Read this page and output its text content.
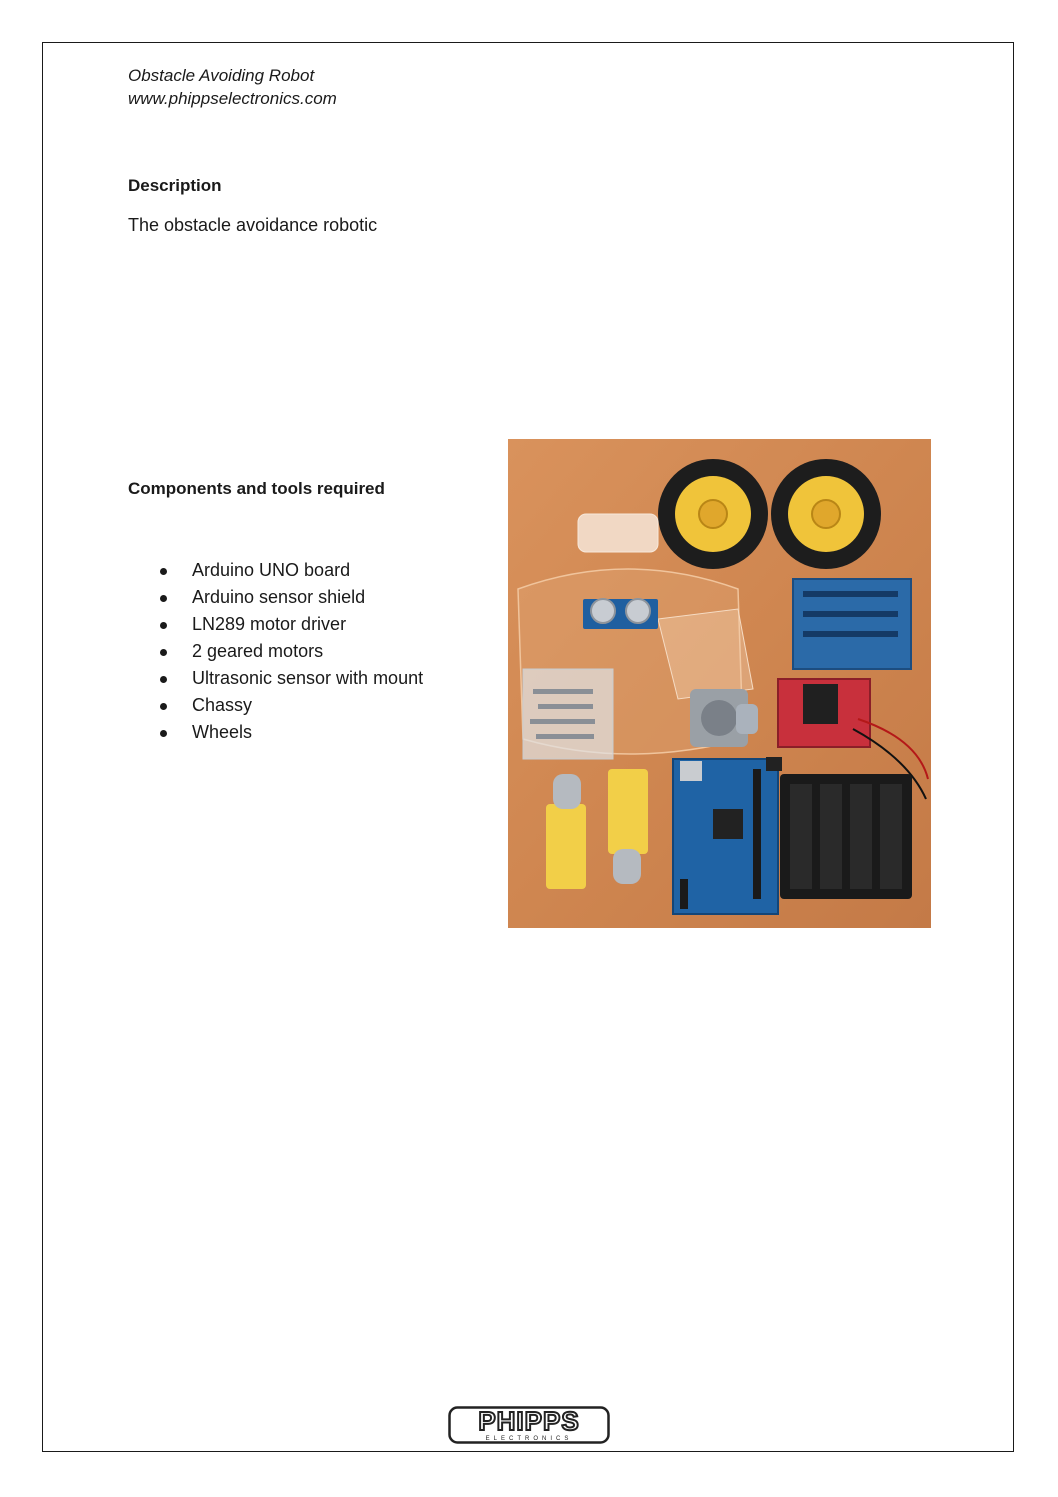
Obstacle Avoiding Robot
www.phippselectronics.com
Description
The obstacle avoidance robotic
Components and tools required
Arduino UNO board
Arduino sensor shield
LN289 motor driver
2 geared motors
Ultrasonic sensor with mount
Chassy
Wheels
PHIPPS
ELECTRONICS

----------

Produce an exact copy of each line of data, skipping embedded images.

:: Solution ::
Read this page and output its text content.
Obstacle Avoiding Robot
www.phippselectronics.com
Description
The obstacle avoidance robotic
Components and tools required
Arduino UNO board
Arduino sensor shield
LN289 motor driver
2 geared motors
Ultrasonic sensor with mount
Chassy
Wheels
PHIPPS
ELECTRONICS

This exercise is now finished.